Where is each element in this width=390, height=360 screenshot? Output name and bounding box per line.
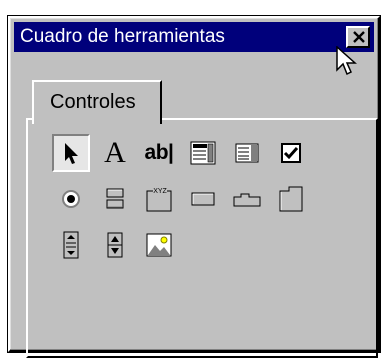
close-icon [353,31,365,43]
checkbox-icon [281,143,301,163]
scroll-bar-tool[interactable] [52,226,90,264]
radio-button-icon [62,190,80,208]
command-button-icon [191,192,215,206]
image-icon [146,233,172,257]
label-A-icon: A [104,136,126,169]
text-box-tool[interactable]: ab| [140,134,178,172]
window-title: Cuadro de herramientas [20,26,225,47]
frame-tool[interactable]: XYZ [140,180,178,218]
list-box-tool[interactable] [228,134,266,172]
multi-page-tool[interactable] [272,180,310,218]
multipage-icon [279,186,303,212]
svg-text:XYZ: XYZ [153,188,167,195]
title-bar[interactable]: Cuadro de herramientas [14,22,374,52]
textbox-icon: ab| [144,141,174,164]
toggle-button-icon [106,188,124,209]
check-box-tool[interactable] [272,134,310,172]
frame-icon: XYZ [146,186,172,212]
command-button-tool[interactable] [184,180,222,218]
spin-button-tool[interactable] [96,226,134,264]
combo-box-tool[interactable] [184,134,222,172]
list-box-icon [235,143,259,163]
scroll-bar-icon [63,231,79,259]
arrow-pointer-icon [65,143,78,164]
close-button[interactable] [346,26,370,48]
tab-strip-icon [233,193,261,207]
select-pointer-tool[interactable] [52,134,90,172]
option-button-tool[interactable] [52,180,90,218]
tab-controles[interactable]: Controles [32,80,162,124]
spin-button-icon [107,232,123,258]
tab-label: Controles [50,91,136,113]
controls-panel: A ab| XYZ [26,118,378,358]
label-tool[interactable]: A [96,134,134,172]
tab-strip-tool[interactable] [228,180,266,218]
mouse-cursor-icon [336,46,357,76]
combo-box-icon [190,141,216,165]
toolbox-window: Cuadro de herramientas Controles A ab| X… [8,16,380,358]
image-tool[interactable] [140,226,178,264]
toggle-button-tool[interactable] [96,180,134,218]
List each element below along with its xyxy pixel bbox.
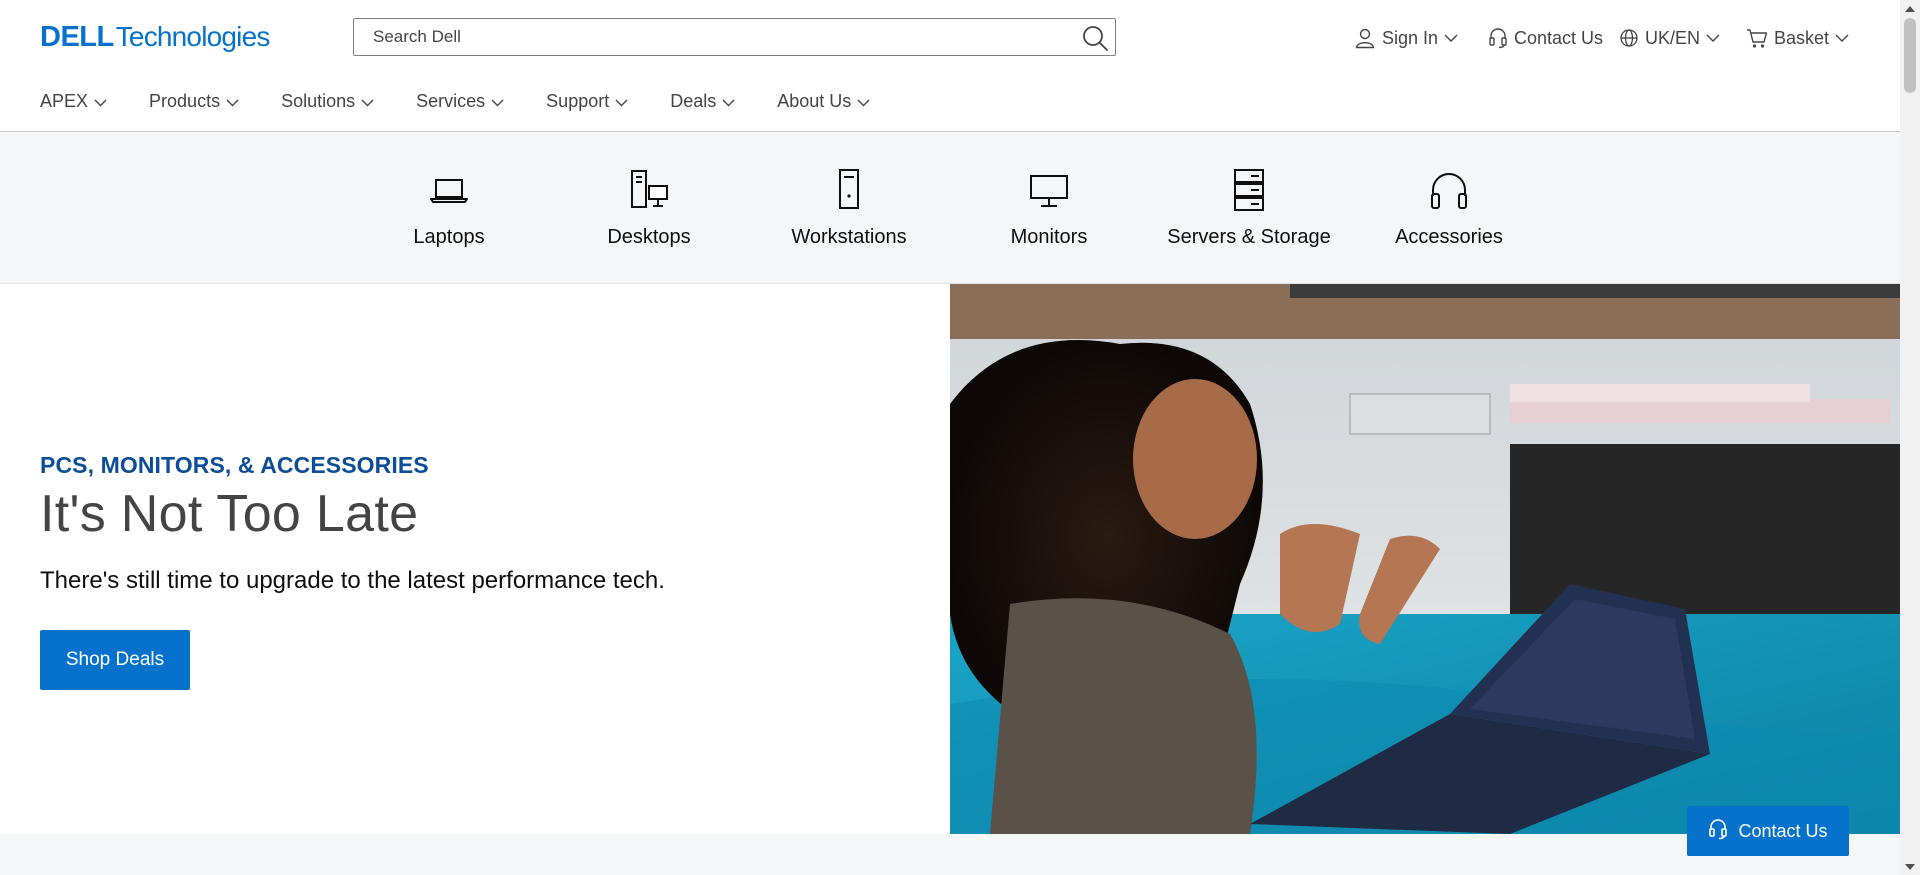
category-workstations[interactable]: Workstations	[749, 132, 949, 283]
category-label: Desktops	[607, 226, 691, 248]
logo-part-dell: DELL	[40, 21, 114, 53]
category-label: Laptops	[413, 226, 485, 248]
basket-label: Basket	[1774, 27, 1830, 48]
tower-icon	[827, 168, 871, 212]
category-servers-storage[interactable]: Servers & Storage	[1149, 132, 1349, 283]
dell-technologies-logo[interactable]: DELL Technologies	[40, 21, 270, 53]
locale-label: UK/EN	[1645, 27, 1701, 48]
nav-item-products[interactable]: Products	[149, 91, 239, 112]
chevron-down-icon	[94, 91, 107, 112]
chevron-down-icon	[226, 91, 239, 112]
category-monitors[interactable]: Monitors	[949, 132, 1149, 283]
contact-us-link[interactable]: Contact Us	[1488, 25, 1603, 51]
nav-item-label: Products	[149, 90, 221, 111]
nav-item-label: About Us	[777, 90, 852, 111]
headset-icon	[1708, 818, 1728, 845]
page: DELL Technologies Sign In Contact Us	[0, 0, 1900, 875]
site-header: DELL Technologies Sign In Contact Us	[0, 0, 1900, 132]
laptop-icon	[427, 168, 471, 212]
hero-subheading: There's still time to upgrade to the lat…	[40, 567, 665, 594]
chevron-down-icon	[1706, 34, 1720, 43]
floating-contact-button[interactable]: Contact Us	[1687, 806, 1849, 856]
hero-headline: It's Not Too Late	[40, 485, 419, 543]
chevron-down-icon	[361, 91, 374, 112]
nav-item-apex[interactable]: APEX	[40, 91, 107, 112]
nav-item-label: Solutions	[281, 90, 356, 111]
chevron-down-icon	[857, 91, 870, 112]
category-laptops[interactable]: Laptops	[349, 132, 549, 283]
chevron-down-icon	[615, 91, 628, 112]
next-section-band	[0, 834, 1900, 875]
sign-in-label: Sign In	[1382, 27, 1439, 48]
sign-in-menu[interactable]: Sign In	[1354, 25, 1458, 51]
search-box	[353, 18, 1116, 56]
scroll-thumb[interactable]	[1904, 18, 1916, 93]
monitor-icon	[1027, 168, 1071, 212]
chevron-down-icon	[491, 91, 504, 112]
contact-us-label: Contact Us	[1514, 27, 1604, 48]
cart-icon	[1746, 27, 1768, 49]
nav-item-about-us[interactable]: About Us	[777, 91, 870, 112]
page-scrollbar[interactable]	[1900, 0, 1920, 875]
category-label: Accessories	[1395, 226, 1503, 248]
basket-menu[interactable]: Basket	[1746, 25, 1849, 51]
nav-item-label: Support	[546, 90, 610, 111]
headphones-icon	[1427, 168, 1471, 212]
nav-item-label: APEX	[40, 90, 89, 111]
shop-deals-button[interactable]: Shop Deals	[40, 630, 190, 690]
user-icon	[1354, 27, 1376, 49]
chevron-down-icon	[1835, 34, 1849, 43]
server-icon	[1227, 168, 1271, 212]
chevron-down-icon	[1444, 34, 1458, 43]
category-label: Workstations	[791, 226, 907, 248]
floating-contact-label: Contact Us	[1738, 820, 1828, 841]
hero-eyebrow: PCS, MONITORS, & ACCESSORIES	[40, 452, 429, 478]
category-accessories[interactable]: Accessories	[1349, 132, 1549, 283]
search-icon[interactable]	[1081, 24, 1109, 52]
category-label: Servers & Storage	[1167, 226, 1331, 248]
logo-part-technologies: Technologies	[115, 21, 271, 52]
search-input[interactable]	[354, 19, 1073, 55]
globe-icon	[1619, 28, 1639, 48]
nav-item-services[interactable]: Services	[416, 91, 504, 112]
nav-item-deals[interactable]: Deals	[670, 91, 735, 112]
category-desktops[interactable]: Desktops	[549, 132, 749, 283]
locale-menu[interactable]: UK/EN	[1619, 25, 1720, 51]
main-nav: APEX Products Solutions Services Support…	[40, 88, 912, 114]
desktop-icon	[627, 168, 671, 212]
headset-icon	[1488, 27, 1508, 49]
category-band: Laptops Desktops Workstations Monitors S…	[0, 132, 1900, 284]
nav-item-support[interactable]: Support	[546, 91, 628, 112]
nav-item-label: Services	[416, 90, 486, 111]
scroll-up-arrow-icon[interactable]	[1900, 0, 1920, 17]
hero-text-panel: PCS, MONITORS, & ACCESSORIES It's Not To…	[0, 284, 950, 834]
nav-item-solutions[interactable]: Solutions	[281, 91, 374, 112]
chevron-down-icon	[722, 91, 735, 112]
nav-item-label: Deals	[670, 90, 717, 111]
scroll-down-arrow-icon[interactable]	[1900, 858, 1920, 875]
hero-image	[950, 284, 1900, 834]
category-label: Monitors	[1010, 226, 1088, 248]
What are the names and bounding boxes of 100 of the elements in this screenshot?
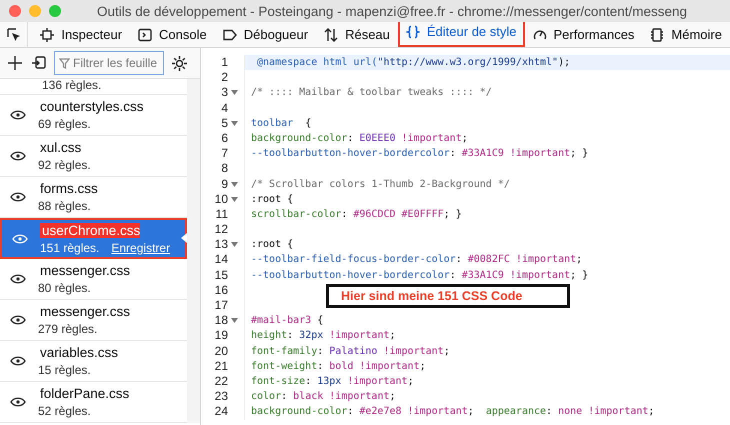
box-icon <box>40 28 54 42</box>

##############################

» DESCRIPTION OF THE TASK:
Show every line in the records above that contains the word "Services". Only exact case matches count.

» RESPONSE TO THIS EXERCISE:
nav-item-services[interactable]: Services	[416, 91, 504, 112]
main-nav: APEX Products Solutions Services Support…	[40, 88, 912, 114]
nav-item-label: Services	[416, 90, 486, 111]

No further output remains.